Data records:
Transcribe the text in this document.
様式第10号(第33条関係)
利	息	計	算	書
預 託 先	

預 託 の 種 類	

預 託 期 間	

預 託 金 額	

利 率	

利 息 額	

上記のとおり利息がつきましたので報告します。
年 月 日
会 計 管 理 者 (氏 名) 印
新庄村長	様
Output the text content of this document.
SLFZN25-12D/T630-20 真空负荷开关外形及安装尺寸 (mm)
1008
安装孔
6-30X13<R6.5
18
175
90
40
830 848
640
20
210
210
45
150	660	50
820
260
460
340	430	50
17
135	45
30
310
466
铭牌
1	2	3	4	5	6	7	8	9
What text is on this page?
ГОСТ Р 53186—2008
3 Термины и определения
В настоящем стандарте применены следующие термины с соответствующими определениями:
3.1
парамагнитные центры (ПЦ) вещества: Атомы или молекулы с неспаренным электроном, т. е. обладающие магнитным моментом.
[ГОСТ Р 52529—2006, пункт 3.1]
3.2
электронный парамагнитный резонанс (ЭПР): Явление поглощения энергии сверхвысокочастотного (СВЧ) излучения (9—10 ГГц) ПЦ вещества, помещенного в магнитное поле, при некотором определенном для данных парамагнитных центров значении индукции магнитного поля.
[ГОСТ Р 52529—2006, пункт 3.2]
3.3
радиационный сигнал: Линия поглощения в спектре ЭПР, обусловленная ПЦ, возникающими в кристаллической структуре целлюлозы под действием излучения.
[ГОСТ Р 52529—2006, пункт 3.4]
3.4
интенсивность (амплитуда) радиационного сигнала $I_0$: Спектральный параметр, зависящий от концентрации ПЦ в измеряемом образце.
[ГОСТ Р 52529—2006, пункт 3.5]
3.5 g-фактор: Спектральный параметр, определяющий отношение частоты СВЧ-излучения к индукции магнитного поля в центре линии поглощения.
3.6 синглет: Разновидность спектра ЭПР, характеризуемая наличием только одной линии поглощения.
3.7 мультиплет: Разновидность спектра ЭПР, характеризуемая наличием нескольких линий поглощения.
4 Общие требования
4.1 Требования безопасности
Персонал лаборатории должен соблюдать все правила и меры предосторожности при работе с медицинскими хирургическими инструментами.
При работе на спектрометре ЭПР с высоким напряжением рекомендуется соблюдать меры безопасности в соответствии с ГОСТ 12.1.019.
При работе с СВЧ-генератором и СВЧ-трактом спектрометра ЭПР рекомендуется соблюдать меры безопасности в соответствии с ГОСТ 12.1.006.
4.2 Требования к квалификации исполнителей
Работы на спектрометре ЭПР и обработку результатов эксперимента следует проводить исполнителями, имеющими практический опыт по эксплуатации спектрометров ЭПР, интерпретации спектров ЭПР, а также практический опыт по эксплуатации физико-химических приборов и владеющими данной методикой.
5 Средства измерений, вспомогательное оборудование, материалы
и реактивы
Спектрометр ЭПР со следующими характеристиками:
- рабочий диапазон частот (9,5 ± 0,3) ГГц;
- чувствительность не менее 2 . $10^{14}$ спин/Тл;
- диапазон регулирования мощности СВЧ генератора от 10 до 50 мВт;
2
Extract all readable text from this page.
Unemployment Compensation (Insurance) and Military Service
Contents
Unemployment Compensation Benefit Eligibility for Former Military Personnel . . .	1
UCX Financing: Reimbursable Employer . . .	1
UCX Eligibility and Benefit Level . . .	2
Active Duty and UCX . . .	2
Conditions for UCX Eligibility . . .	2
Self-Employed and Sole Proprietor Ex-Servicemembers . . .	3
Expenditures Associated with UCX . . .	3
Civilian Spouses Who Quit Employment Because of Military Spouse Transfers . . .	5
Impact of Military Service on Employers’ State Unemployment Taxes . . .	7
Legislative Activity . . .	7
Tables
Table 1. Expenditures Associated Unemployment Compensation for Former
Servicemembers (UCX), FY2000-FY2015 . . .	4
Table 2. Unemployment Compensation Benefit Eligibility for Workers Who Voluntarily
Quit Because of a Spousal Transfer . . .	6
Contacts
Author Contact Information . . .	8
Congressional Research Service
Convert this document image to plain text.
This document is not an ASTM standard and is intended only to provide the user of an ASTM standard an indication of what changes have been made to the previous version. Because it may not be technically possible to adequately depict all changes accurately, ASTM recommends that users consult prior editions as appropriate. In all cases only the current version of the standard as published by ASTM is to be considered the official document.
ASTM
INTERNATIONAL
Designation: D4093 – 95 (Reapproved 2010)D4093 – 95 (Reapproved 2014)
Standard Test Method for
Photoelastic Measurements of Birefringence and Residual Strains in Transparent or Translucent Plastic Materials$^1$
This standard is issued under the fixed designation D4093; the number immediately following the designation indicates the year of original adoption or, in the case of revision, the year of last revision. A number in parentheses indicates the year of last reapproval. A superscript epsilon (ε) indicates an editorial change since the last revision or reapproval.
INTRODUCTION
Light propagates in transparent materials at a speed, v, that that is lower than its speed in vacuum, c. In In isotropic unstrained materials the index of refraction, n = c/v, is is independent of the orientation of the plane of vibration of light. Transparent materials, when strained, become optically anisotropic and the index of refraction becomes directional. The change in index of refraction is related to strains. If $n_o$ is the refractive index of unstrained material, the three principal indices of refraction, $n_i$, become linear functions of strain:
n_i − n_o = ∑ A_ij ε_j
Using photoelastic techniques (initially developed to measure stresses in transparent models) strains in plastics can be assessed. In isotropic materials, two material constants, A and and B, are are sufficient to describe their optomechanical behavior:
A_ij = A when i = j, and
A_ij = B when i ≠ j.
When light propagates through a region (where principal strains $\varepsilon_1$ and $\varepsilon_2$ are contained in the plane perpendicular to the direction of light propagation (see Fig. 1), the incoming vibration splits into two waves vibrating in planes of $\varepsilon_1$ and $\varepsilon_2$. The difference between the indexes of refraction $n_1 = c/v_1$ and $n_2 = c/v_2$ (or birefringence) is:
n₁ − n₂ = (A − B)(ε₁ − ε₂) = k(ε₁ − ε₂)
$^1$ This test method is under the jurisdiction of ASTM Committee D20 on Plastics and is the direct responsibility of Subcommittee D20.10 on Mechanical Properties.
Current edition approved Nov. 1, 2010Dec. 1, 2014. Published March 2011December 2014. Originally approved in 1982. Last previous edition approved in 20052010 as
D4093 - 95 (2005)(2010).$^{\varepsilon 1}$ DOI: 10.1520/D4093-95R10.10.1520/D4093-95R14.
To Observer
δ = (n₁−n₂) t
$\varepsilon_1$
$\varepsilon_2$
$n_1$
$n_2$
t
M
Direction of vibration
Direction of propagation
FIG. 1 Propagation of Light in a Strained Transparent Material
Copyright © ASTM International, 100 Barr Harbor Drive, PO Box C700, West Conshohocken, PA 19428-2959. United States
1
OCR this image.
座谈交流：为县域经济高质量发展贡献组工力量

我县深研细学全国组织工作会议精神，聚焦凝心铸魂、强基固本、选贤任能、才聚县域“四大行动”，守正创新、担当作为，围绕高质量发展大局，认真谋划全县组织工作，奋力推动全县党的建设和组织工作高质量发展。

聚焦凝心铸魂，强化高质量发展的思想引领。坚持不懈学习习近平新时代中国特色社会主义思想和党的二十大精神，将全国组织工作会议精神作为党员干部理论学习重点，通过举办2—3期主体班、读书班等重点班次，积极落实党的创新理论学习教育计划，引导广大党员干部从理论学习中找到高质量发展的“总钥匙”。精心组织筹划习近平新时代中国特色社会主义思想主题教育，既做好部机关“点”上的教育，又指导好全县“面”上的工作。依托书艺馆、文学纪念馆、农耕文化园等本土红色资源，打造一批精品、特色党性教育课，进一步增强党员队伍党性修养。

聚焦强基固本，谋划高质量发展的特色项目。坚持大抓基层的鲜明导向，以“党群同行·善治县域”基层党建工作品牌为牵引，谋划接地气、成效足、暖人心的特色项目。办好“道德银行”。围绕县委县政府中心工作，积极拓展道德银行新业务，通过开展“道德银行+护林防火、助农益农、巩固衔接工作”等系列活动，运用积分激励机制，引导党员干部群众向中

» **STATED GOAL**: From the line holding "OCR this image." through the last line above, reproduce each line exactly and add nothing.

» **ANSWER TO THE TASK**:
OCR this image.
座谈交流：为县域经济高质量发展贡献组工力量

我县深研细学全国组织工作会议精神，聚焦凝心铸魂、强基固本、选贤任能、才聚县域“四大行动”，守正创新、担当作为，围绕高质量发展大局，认真谋划全县组织工作，奋力推动全县党的建设和组织工作高质量发展。

聚焦凝心铸魂，强化高质量发展的思想引领。坚持不懈学习习近平新时代中国特色社会主义思想和党的二十大精神，将全国组织工作会议精神作为党员干部理论学习重点，通过举办2—3期主体班、读书班等重点班次，积极落实党的创新理论学习教育计划，引导广大党员干部从理论学习中找到高质量发展的“总钥匙”。精心组织筹划习近平新时代中国特色社会主义思想主题教育，既做好部机关“点”上的教育，又指导好全县“面”上的工作。依托书艺馆、文学纪念馆、农耕文化园等本土红色资源，打造一批精品、特色党性教育课，进一步增强党员队伍党性修养。

聚焦强基固本，谋划高质量发展的特色项目。坚持大抓基层的鲜明导向，以“党群同行·善治县域”基层党建工作品牌为牵引，谋划接地气、成效足、暖人心的特色项目。办好“道德银行”。围绕县委县政府中心工作，积极拓展道德银行新业务，通过开展“道德银行+护林防火、助农益农、巩固衔接工作”等系列活动，运用积分激励机制，引导党员干部群众向中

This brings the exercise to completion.